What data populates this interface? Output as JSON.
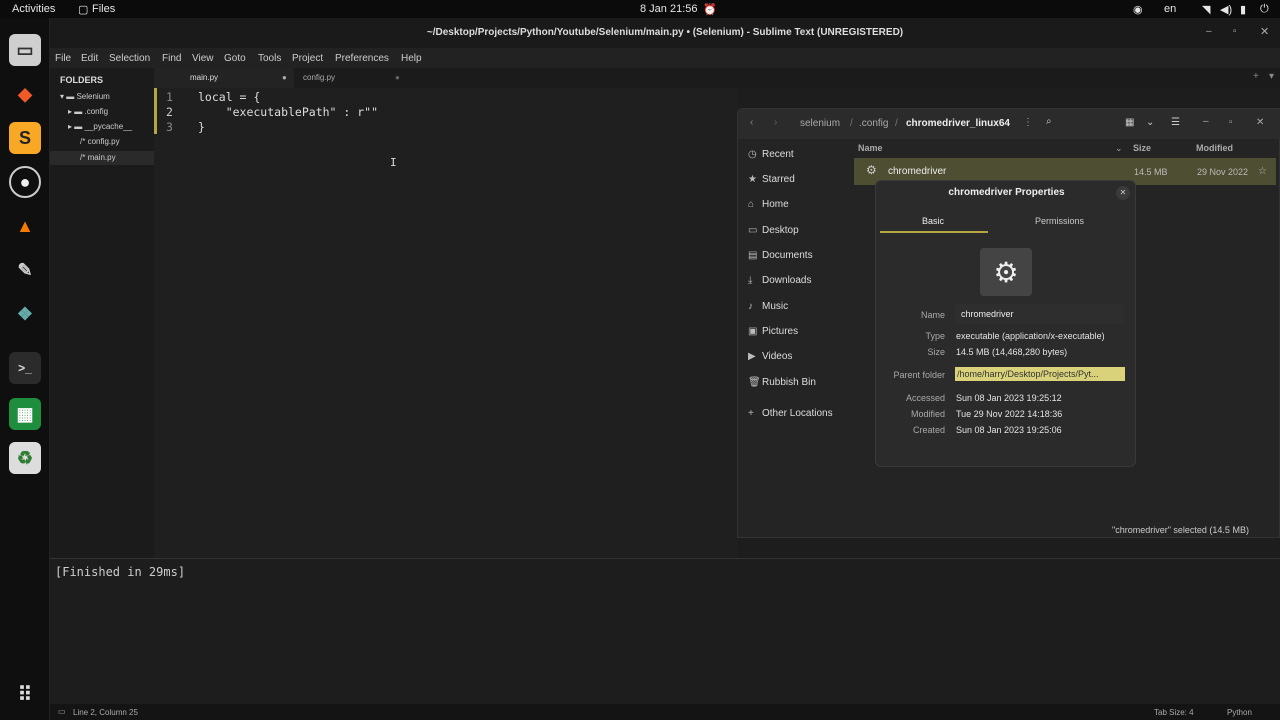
{
  "topbar": {
    "activities": "Activities",
    "app": "Files",
    "datetime": "8 Jan 21:56",
    "lang": "en"
  },
  "window_title": "~/Desktop/Projects/Python/Youtube/Selenium/main.py • (Selenium) - Sublime Text (UNREGISTERED)",
  "menu": [
    "File",
    "Edit",
    "Selection",
    "Find",
    "View",
    "Goto",
    "Tools",
    "Project",
    "Preferences",
    "Help"
  ],
  "sidebar": {
    "header": "FOLDERS",
    "root": "Selenium",
    "items": [
      ".config",
      "__pycache__",
      "config.py",
      "main.py"
    ]
  },
  "tabs": [
    "main.py",
    "config.py"
  ],
  "editor": {
    "lines": [
      {
        "n": "1",
        "text": "local = {"
      },
      {
        "n": "2",
        "text": "    \"executablePath\" : r\"\""
      },
      {
        "n": "3",
        "text": "}"
      }
    ]
  },
  "output": "[Finished in 29ms]",
  "status": {
    "left": "Line 2, Column 25",
    "tab": "Tab Size: 4",
    "syntax": "Python"
  },
  "files": {
    "breadcrumb": [
      "elenium",
      ".config",
      "chromedriver_linux64"
    ],
    "sidebar": [
      {
        "icon": "clock-icon",
        "label": "Recent"
      },
      {
        "icon": "star-icon",
        "label": "Starred"
      },
      {
        "icon": "home-icon",
        "label": "Home"
      },
      {
        "icon": "folder-icon",
        "label": "Desktop"
      },
      {
        "icon": "document-icon",
        "label": "Documents"
      },
      {
        "icon": "download-icon",
        "label": "Downloads"
      },
      {
        "icon": "music-icon",
        "label": "Music"
      },
      {
        "icon": "picture-icon",
        "label": "Pictures"
      },
      {
        "icon": "video-icon",
        "label": "Videos"
      },
      {
        "icon": "trash-icon",
        "label": "Rubbish Bin"
      },
      {
        "icon": "plus-icon",
        "label": "Other Locations"
      }
    ],
    "columns": {
      "name": "Name",
      "size": "Size",
      "modified": "Modified"
    },
    "row": {
      "name": "chromedriver",
      "size": "14.5 MB",
      "modified": "29 Nov 2022"
    },
    "status": "\"chromedriver\" selected (14.5 MB)"
  },
  "props": {
    "title": "chromedriver Properties",
    "tabs": [
      "Basic",
      "Permissions"
    ],
    "name_label": "Name",
    "name_value": "chromedriver",
    "type_label": "Type",
    "type_value": "executable (application/x-executable)",
    "size_label": "Size",
    "size_value": "14.5 MB (14,468,280 bytes)",
    "parent_label": "Parent folder",
    "parent_value": "/home/harry/Desktop/Projects/Pyt...",
    "accessed_label": "Accessed",
    "accessed_value": "Sun 08 Jan 2023 19:25:12",
    "modified_label": "Modified",
    "modified_value": "Tue 29 Nov 2022 14:18:36",
    "created_label": "Created",
    "created_value": "Sun 08 Jan 2023 19:25:06"
  }
}
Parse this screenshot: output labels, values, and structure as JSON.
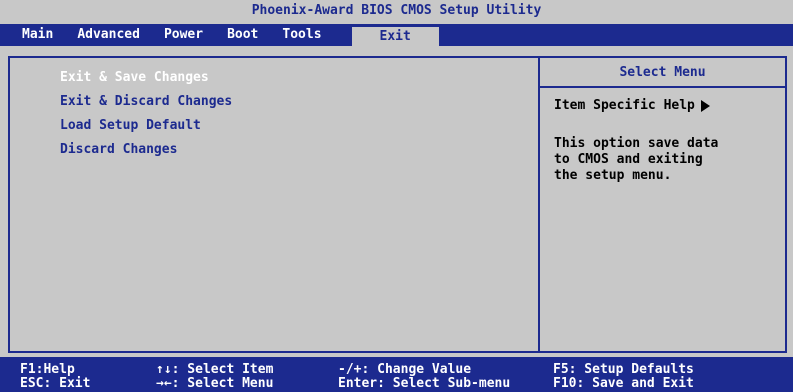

______

**What the task asks**
From the material given, work out how many lines hold the string "Selenium"; state that number and nothing further.

**Worked answer**
2